Take the entries that follow and return only the lines from the one with "Read out every word on this page." through the final line, leaving every picture behind.

(Dataset records)
━━━━━━━━━━
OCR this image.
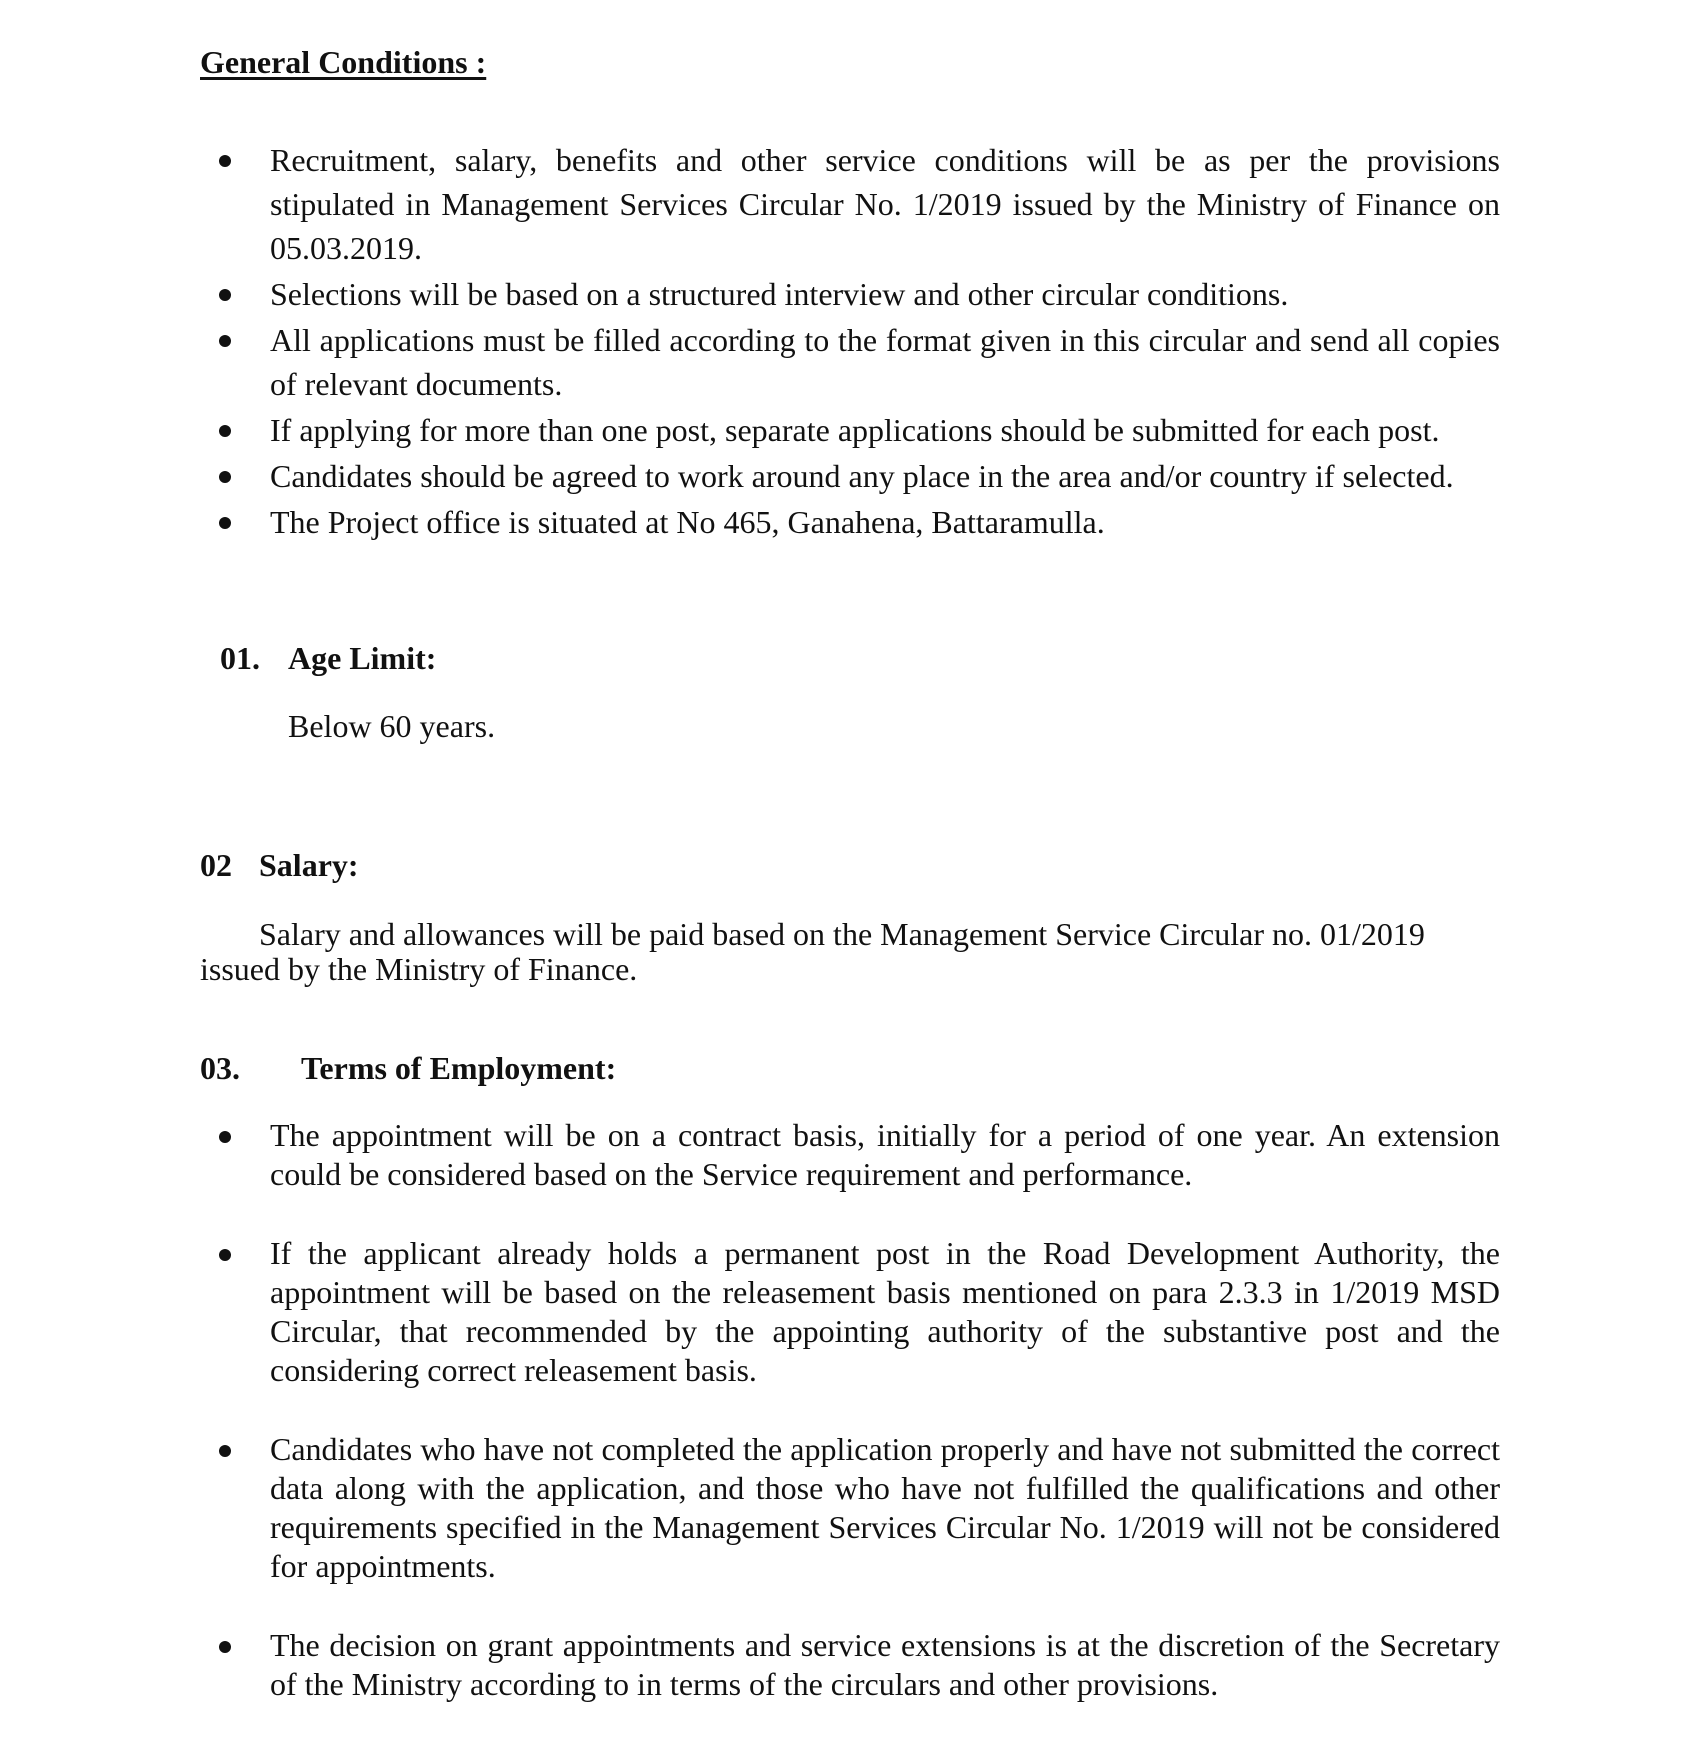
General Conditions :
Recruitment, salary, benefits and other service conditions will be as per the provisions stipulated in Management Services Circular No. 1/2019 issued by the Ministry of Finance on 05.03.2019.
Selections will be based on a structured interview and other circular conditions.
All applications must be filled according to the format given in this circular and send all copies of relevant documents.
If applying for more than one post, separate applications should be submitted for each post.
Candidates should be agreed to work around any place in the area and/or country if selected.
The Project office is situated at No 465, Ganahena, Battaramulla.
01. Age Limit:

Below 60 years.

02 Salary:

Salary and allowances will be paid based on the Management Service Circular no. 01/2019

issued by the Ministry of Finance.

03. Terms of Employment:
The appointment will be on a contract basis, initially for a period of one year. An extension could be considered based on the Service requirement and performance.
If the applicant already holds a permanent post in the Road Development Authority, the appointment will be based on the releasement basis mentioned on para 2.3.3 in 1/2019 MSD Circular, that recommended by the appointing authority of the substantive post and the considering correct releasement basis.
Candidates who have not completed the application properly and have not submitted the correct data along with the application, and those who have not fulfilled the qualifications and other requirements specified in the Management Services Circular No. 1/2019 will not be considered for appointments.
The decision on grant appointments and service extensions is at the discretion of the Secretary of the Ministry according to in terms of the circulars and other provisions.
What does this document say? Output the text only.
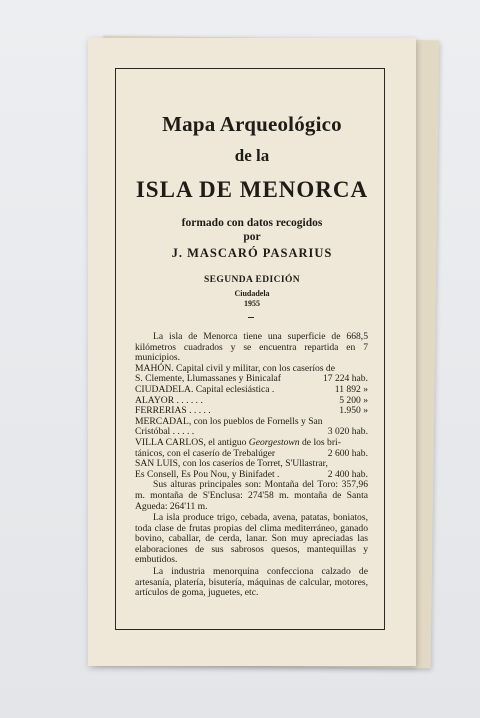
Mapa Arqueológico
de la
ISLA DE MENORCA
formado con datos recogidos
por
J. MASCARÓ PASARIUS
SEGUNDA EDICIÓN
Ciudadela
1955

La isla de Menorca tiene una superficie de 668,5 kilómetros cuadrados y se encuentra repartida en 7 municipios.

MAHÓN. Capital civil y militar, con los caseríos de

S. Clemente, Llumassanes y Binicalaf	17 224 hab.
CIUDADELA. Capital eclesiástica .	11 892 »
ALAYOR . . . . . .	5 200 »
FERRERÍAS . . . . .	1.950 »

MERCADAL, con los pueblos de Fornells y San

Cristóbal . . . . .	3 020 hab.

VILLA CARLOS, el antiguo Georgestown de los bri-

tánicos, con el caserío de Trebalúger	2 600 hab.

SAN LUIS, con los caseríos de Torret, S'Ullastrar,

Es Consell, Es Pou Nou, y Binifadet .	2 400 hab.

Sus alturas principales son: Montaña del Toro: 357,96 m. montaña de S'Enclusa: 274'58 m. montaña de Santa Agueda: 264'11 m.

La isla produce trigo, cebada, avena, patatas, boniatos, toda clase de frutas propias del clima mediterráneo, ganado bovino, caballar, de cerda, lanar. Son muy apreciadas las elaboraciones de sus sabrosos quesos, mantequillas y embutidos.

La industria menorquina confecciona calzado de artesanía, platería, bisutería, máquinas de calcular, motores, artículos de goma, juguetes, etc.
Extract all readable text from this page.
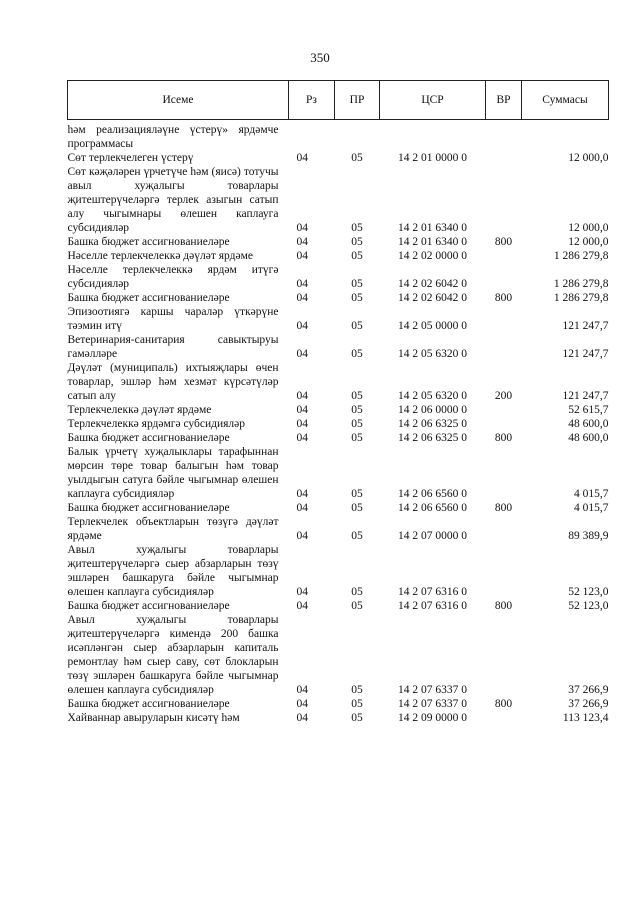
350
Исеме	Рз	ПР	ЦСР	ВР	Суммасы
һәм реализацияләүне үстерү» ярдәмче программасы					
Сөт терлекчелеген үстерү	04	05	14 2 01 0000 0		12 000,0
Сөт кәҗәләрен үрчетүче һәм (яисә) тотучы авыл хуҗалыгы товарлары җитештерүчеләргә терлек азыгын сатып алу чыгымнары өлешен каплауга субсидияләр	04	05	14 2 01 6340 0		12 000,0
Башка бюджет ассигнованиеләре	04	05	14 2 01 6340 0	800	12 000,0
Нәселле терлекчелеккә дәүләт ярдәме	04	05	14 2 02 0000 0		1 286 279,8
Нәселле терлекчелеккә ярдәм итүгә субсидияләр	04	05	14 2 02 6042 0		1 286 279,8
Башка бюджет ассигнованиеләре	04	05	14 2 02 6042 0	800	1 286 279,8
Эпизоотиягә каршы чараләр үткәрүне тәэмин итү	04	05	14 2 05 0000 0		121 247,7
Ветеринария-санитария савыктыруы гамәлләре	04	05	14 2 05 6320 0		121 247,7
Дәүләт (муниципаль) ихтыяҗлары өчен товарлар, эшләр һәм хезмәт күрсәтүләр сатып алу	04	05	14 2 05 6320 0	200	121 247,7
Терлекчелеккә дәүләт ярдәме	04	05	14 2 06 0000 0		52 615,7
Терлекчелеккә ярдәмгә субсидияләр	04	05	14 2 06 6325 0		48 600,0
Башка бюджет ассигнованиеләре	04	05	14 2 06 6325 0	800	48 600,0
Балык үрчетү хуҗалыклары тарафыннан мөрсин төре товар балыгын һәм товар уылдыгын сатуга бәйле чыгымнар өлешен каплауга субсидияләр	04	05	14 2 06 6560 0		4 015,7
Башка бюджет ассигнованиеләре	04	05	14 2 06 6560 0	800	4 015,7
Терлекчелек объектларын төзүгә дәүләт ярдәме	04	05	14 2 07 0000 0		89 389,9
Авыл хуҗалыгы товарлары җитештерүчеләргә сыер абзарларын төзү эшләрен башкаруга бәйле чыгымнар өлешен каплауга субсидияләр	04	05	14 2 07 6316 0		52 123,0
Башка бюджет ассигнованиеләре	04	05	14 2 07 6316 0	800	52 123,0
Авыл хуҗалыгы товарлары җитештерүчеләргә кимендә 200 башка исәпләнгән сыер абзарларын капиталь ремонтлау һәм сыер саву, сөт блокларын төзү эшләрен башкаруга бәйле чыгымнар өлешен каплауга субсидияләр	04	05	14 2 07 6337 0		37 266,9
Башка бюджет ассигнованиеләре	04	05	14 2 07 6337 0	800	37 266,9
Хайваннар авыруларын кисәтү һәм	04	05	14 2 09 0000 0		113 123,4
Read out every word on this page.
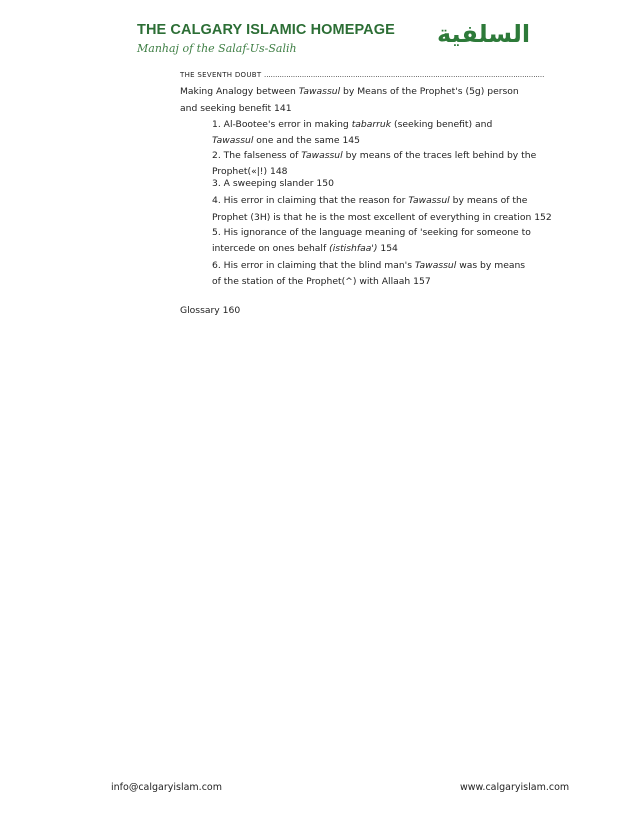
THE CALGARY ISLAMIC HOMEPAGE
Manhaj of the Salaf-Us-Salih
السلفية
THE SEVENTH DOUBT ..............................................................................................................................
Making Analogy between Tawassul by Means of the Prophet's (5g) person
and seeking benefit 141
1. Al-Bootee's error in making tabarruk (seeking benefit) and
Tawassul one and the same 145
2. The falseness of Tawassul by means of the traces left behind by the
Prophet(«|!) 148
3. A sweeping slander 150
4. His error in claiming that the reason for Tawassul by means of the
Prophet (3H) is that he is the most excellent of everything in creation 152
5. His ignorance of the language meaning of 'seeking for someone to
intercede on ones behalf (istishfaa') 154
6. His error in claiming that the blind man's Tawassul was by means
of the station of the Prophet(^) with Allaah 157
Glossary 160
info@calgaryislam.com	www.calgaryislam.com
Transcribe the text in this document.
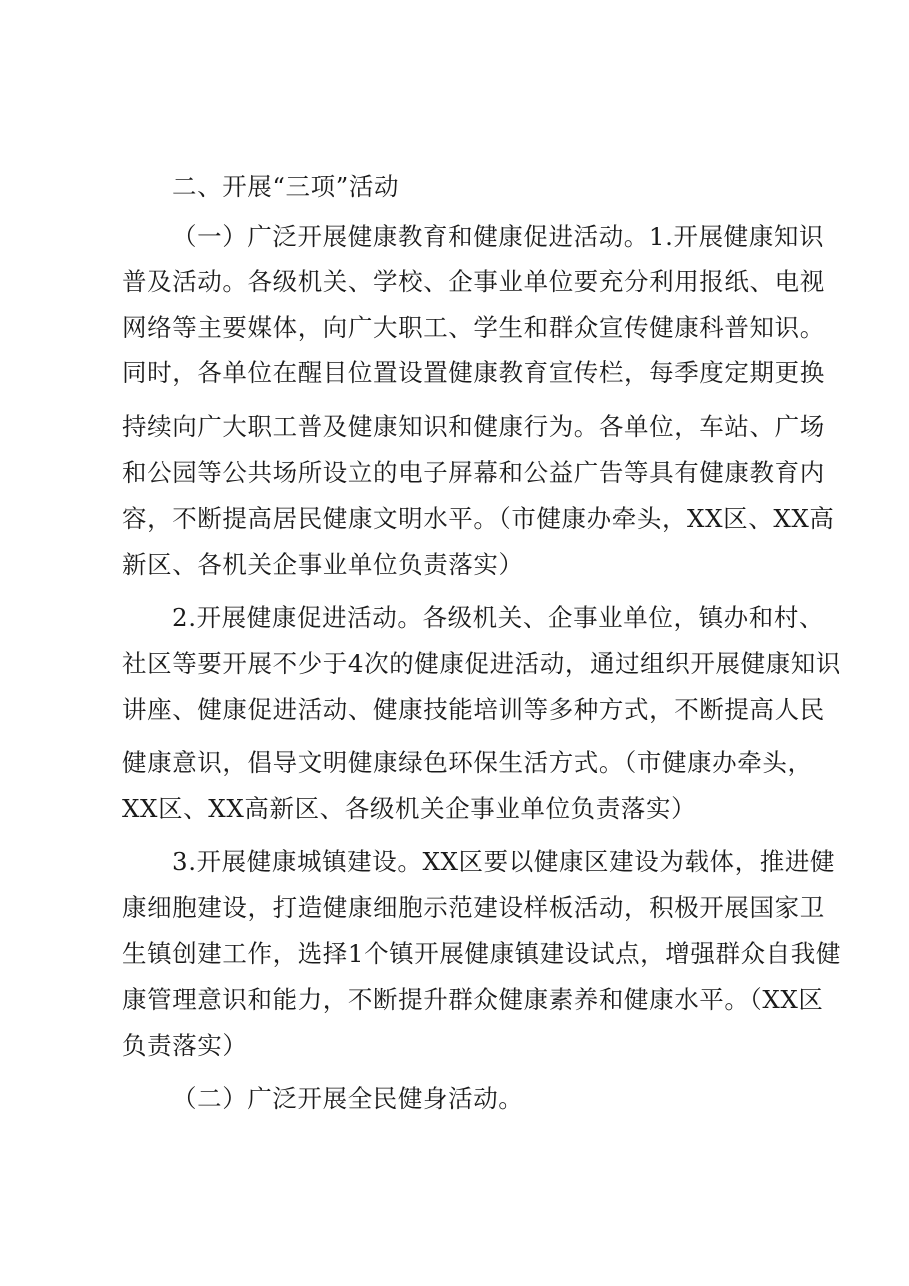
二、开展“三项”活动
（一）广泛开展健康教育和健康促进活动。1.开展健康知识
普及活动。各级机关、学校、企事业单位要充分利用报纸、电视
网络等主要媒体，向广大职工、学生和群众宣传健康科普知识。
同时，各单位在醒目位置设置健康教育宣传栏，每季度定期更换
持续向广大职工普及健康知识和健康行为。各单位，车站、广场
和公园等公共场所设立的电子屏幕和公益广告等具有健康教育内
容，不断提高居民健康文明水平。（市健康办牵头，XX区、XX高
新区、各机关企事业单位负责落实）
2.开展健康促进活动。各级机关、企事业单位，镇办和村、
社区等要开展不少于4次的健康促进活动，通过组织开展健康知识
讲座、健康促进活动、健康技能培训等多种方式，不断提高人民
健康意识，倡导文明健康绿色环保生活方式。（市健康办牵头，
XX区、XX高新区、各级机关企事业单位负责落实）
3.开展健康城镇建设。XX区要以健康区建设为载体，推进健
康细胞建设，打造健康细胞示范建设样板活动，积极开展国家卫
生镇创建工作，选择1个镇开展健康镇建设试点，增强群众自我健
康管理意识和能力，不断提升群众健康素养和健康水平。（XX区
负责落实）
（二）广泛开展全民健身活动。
━━━━━━━━━━
Result
Read out every word on this page.
THE CALGARY ISLAMIC HOMEPAGE
Manhaj of the Salaf-Us-Salih
السلفية
THE SEVENTH DOUBT ..............................................................................................................................
Making Analogy between Tawassul by Means of the Prophet's (5g) person
and seeking benefit 141
1. Al-Bootee's error in making tabarruk (seeking benefit) and
Tawassul one and the same 145
2. The falseness of Tawassul by means of the traces left behind by the
Prophet(«|!) 148
3. A sweeping slander 150
4. His error in claiming that the reason for Tawassul by means of the
Prophet (3H) is that he is the most excellent of everything in creation 152
5. His ignorance of the language meaning of 'seeking for someone to
intercede on ones behalf (istishfaa') 154
6. His error in claiming that the blind man's Tawassul was by means
of the station of the Prophet(^) with Allaah 157
Glossary 160
info@calgaryislam.com	www.calgaryislam.com
Transcribe the text in this document.
二、开展“三项”活动
（一）广泛开展健康教育和健康促进活动。1.开展健康知识
普及活动。各级机关、学校、企事业单位要充分利用报纸、电视
网络等主要媒体，向广大职工、学生和群众宣传健康科普知识。
同时，各单位在醒目位置设置健康教育宣传栏，每季度定期更换
持续向广大职工普及健康知识和健康行为。各单位，车站、广场
和公园等公共场所设立的电子屏幕和公益广告等具有健康教育内
容，不断提高居民健康文明水平。（市健康办牵头，XX区、XX高
新区、各机关企事业单位负责落实）
2.开展健康促进活动。各级机关、企事业单位，镇办和村、
社区等要开展不少于4次的健康促进活动，通过组织开展健康知识
讲座、健康促进活动、健康技能培训等多种方式，不断提高人民
健康意识，倡导文明健康绿色环保生活方式。（市健康办牵头，
XX区、XX高新区、各级机关企事业单位负责落实）
3.开展健康城镇建设。XX区要以健康区建设为载体，推进健
康细胞建设，打造健康细胞示范建设样板活动，积极开展国家卫
生镇创建工作，选择1个镇开展健康镇建设试点，增强群众自我健
康管理意识和能力，不断提升群众健康素养和健康水平。（XX区
负责落实）
（二）广泛开展全民健身活动。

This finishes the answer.